- **WORK REQUIRED**:
Write the material out again exactly as it stands.

(Stored data)

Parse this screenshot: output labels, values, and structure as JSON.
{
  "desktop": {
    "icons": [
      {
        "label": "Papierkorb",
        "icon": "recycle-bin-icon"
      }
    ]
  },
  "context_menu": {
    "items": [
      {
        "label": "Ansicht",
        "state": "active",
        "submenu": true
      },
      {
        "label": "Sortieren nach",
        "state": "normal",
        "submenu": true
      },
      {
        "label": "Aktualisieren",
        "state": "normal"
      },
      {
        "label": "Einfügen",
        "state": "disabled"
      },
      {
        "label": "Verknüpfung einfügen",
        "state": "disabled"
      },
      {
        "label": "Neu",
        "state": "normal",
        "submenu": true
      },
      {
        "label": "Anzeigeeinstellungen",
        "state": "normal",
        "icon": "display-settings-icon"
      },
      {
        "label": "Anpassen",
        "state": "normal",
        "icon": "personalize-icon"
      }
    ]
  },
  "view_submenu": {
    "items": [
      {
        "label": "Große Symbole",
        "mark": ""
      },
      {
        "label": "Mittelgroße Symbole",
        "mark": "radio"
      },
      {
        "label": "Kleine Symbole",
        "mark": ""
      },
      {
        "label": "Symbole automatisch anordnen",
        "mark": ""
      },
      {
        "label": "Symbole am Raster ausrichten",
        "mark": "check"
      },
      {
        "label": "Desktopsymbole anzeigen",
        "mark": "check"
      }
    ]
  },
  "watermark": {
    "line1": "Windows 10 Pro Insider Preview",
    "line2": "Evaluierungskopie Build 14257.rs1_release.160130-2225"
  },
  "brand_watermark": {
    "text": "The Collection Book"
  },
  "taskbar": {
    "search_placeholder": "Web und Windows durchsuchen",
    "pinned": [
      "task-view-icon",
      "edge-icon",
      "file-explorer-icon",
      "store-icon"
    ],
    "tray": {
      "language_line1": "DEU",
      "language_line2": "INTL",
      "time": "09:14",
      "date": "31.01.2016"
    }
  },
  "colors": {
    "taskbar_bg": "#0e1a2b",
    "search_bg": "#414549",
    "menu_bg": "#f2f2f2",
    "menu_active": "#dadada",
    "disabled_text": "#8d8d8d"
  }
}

- **ANSWER TO THE EXERCISE**:
Parse this screenshot: output labels, values, and structure as JSON.
{
  "desktop": {
    "icons": [
      {
        "label": "Papierkorb",
        "icon": "recycle-bin-icon"
      }
    ]
  },
  "context_menu": {
    "items": [
      {
        "label": "Ansicht",
        "state": "active",
        "submenu": true
      },
      {
        "label": "Sortieren nach",
        "state": "normal",
        "submenu": true
      },
      {
        "label": "Aktualisieren",
        "state": "normal"
      },
      {
        "label": "Einfügen",
        "state": "disabled"
      },
      {
        "label": "Verknüpfung einfügen",
        "state": "disabled"
      },
      {
        "label": "Neu",
        "state": "normal",
        "submenu": true
      },
      {
        "label": "Anzeigeeinstellungen",
        "state": "normal",
        "icon": "display-settings-icon"
      },
      {
        "label": "Anpassen",
        "state": "normal",
        "icon": "personalize-icon"
      }
    ]
  },
  "view_submenu": {
    "items": [
      {
        "label": "Große Symbole",
        "mark": ""
      },
      {
        "label": "Mittelgroße Symbole",
        "mark": "radio"
      },
      {
        "label": "Kleine Symbole",
        "mark": ""
      },
      {
        "label": "Symbole automatisch anordnen",
        "mark": ""
      },
      {
        "label": "Symbole am Raster ausrichten",
        "mark": "check"
      },
      {
        "label": "Desktopsymbole anzeigen",
        "mark": "check"
      }
    ]
  },
  "watermark": {
    "line1": "Windows 10 Pro Insider Preview",
    "line2": "Evaluierungskopie Build 14257.rs1_release.160130-2225"
  },
  "brand_watermark": {
    "text": "The Collection Book"
  },
  "taskbar": {
    "search_placeholder": "Web und Windows durchsuchen",
    "pinned": [
      "task-view-icon",
      "edge-icon",
      "file-explorer-icon",
      "store-icon"
    ],
    "tray": {
      "language_line1": "DEU",
      "language_line2": "INTL",
      "time": "09:14",
      "date": "31.01.2016"
    }
  },
  "colors": {
    "taskbar_bg": "#0e1a2b",
    "search_bg": "#414549",
    "menu_bg": "#f2f2f2",
    "menu_active": "#dadada",
    "disabled_text": "#8d8d8d"
  }
}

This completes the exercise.